* **Exercise requirements**
Pictures do not belong in your copy. Repeat all the other data exactly.

##### Supplied entries

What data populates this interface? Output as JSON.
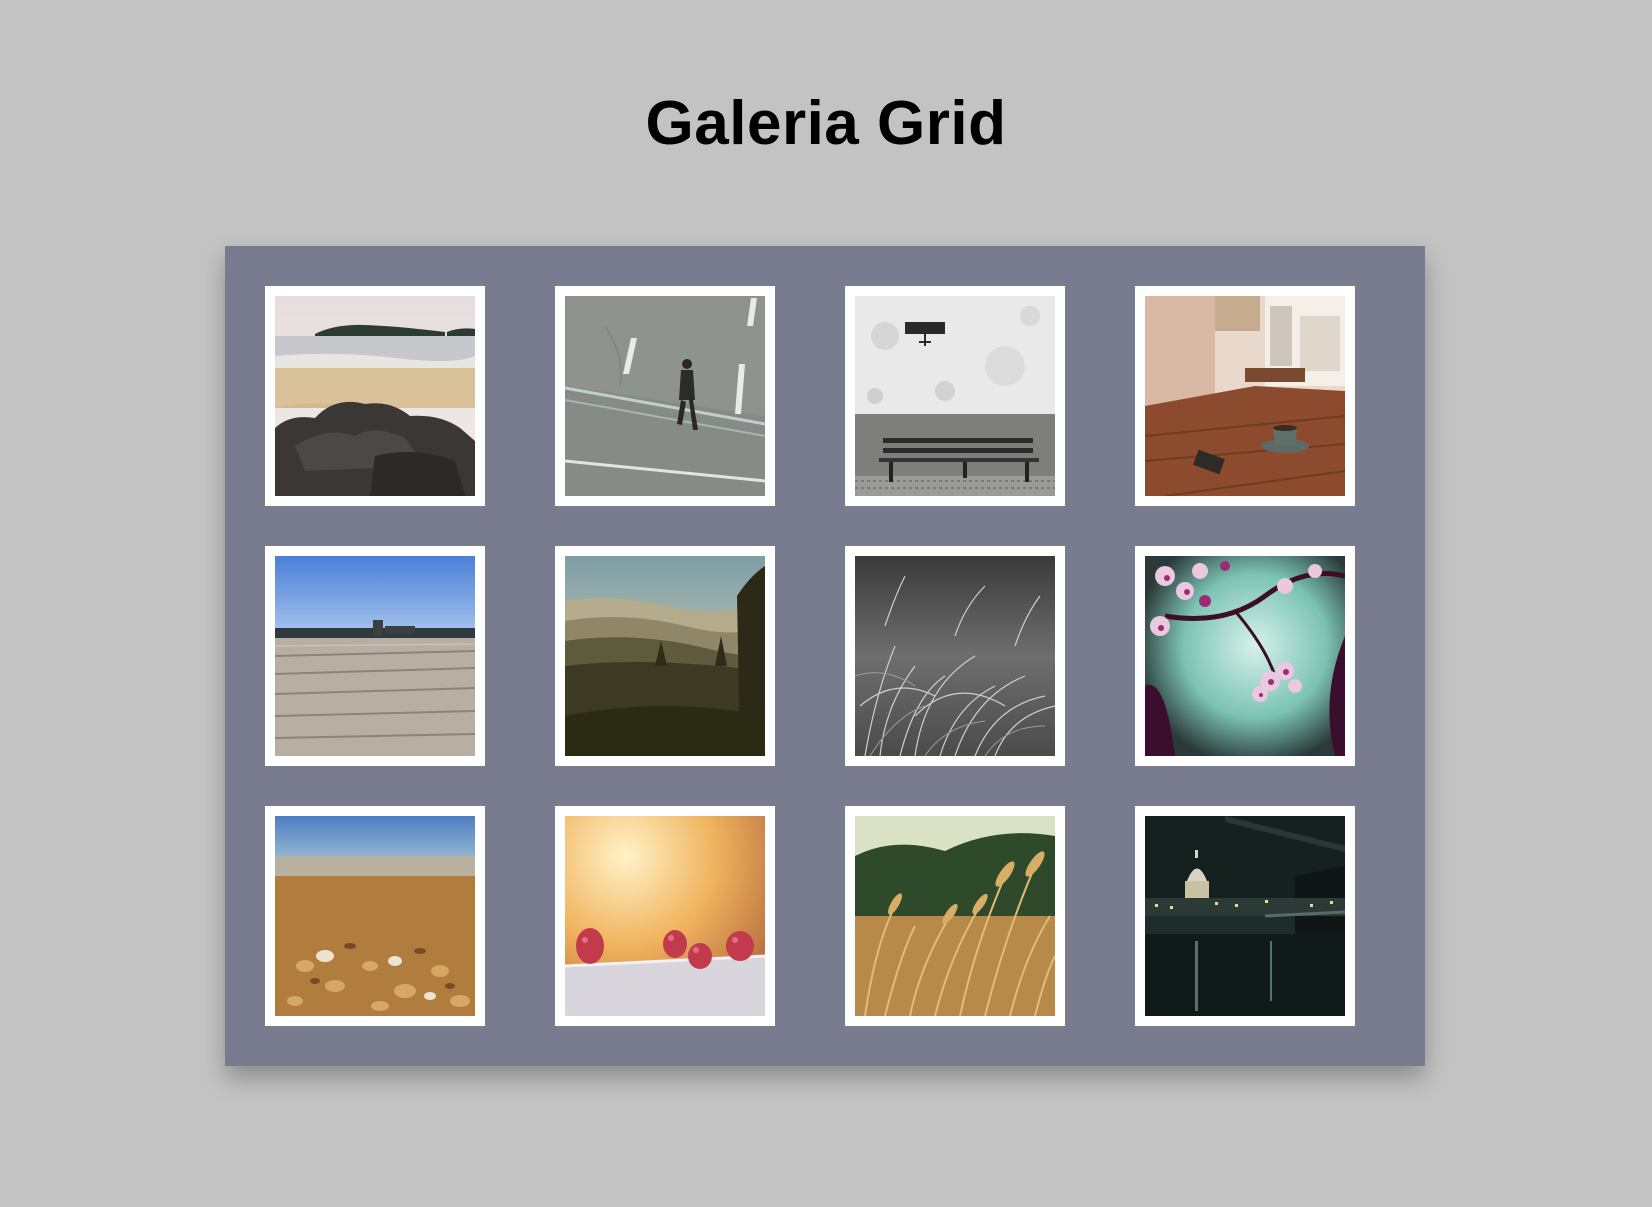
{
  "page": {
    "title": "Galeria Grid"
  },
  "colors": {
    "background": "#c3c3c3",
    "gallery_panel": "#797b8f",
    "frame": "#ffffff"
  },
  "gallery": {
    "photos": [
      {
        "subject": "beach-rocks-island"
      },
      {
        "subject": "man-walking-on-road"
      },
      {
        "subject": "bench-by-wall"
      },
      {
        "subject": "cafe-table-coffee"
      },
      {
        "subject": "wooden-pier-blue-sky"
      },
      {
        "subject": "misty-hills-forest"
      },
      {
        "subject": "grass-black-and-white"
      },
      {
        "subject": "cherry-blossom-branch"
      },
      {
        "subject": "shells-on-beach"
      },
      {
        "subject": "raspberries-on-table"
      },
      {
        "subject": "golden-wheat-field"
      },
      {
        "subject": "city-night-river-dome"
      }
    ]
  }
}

##########

* **Task output**
What data populates this interface? Output as JSON.
{
  "page": {
    "title": "Galeria Grid"
  },
  "colors": {
    "background": "#c3c3c3",
    "gallery_panel": "#797b8f",
    "frame": "#ffffff"
  },
  "gallery": {
    "photos": [
      {
        "subject": "beach-rocks-island"
      },
      {
        "subject": "man-walking-on-road"
      },
      {
        "subject": "bench-by-wall"
      },
      {
        "subject": "cafe-table-coffee"
      },
      {
        "subject": "wooden-pier-blue-sky"
      },
      {
        "subject": "misty-hills-forest"
      },
      {
        "subject": "grass-black-and-white"
      },
      {
        "subject": "cherry-blossom-branch"
      },
      {
        "subject": "shells-on-beach"
      },
      {
        "subject": "raspberries-on-table"
      },
      {
        "subject": "golden-wheat-field"
      },
      {
        "subject": "city-night-river-dome"
      }
    ]
  }
}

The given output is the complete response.